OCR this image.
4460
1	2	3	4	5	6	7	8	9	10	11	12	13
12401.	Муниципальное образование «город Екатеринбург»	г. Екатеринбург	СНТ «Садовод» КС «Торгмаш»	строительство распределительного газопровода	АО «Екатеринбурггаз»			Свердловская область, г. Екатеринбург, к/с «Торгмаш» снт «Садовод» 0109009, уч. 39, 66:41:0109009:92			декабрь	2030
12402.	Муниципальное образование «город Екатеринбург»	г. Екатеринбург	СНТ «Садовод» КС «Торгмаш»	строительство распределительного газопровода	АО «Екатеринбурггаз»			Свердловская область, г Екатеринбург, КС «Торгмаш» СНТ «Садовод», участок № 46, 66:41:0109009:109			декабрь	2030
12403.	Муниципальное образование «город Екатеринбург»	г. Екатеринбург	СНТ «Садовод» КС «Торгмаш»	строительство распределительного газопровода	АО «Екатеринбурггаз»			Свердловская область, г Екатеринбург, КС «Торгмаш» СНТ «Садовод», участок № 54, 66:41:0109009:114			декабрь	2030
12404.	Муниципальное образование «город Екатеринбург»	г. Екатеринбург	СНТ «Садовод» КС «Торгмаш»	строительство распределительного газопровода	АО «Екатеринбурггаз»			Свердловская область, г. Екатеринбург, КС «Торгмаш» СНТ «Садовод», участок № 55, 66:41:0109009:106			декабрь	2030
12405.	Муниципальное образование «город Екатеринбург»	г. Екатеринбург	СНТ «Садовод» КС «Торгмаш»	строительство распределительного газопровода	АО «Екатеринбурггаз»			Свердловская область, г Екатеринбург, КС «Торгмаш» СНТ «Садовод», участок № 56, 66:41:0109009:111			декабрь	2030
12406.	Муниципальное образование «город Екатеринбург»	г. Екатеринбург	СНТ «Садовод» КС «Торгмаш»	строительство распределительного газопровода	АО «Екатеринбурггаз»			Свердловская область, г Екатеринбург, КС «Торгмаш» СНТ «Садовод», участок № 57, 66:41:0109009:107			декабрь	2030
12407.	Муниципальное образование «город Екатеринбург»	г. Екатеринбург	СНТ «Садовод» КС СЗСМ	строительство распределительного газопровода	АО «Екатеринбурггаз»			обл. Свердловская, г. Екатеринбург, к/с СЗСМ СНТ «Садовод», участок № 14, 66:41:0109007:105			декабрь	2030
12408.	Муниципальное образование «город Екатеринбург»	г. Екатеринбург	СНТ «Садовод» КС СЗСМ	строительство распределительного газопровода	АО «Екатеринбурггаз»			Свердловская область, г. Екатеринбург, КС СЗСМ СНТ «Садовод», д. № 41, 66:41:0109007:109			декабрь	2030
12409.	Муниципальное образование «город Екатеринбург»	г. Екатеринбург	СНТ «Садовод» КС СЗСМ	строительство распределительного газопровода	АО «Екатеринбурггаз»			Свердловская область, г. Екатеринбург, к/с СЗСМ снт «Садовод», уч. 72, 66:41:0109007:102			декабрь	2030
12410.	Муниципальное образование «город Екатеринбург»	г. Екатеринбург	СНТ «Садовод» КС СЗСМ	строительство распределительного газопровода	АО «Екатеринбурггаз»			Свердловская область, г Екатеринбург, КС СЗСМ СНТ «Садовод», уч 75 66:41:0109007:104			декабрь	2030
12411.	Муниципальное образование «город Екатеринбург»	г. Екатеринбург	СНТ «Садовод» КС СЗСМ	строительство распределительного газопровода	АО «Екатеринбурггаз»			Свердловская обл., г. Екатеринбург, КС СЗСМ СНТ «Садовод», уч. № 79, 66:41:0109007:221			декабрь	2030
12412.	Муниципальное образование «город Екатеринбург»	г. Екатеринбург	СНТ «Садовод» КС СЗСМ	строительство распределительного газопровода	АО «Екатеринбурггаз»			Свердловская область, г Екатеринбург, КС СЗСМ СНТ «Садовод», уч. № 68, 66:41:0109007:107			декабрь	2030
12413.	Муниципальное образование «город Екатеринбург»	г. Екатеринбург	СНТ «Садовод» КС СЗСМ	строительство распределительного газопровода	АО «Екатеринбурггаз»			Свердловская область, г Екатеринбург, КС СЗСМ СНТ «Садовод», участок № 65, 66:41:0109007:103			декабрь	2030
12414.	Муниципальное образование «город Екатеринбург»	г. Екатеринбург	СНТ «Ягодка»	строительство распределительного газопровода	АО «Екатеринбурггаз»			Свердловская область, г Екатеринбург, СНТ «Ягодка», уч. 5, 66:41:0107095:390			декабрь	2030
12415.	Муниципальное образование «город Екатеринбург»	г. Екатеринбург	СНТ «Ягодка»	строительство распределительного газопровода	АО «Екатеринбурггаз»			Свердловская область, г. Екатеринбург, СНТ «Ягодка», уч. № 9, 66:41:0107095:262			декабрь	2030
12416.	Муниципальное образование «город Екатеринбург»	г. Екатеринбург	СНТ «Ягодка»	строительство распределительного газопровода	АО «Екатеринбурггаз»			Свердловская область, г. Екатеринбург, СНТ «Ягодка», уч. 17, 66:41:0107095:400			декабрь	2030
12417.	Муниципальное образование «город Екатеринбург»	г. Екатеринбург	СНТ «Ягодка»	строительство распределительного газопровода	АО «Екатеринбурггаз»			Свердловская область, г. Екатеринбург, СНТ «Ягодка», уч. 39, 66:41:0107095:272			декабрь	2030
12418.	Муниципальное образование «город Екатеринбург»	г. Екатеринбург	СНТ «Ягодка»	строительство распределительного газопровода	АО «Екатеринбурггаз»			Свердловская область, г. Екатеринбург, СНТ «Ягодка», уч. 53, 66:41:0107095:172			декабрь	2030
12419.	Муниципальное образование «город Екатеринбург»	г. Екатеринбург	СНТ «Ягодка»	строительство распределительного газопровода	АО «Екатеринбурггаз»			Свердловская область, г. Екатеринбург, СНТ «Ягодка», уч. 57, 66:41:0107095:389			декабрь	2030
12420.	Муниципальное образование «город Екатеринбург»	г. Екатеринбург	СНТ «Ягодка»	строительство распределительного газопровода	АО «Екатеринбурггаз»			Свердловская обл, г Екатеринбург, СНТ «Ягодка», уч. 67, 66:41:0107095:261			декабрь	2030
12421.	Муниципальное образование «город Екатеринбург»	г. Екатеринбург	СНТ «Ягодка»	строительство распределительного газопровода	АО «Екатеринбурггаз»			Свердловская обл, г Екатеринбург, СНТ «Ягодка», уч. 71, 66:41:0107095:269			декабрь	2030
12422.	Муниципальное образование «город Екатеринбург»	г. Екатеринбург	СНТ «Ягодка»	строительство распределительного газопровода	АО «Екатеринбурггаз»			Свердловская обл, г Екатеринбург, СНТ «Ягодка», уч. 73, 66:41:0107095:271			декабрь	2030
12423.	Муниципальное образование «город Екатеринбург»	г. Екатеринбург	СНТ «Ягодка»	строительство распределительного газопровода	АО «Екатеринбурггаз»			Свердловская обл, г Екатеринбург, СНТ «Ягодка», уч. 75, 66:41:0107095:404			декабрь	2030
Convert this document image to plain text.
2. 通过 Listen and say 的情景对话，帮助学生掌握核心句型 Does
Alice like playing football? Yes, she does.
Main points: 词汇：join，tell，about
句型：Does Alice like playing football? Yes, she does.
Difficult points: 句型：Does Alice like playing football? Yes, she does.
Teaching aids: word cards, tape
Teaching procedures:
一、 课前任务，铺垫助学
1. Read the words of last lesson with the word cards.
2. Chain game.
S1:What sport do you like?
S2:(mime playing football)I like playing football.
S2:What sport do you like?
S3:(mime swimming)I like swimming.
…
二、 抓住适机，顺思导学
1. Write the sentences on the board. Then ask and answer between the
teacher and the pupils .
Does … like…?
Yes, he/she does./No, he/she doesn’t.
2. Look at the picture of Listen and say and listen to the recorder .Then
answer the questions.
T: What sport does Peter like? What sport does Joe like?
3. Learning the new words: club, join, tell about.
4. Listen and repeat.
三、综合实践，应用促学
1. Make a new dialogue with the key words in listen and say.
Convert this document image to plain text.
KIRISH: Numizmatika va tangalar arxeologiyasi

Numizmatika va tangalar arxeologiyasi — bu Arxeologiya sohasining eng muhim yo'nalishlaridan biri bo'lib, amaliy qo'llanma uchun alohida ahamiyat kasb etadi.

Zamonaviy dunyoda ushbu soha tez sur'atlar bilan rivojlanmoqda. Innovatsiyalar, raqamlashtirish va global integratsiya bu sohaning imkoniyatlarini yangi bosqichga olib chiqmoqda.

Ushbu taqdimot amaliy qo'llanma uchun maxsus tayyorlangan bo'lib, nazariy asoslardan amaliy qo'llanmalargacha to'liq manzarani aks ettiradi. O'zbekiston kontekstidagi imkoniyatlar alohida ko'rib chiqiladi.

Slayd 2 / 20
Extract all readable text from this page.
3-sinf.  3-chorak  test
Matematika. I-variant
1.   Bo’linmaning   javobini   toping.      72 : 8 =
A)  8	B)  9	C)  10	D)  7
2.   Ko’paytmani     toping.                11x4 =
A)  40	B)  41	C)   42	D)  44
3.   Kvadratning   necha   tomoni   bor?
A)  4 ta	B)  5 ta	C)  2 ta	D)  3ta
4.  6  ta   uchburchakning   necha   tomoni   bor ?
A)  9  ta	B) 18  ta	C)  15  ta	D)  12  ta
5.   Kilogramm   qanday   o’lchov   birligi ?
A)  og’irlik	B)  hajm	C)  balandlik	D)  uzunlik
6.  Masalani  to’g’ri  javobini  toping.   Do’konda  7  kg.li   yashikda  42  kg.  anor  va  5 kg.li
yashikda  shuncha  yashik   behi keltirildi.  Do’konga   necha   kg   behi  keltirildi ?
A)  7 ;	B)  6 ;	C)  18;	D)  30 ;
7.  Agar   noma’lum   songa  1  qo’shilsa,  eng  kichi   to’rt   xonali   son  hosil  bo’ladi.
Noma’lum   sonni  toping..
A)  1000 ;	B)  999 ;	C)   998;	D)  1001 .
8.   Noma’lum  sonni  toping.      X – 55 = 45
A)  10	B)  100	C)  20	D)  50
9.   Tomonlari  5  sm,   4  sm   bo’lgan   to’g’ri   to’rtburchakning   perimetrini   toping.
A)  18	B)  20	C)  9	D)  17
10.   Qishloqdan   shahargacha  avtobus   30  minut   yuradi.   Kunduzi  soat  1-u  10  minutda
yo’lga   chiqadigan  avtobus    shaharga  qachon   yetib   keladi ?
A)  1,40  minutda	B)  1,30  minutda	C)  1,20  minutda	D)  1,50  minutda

════

> _Exercise_:
Write out every line of the data that holds the word "sonni".

> _Solution for this task_:
Noma’lum   sonni  toping..
8.   Noma’lum  sonni  toping.      X – 55 = 45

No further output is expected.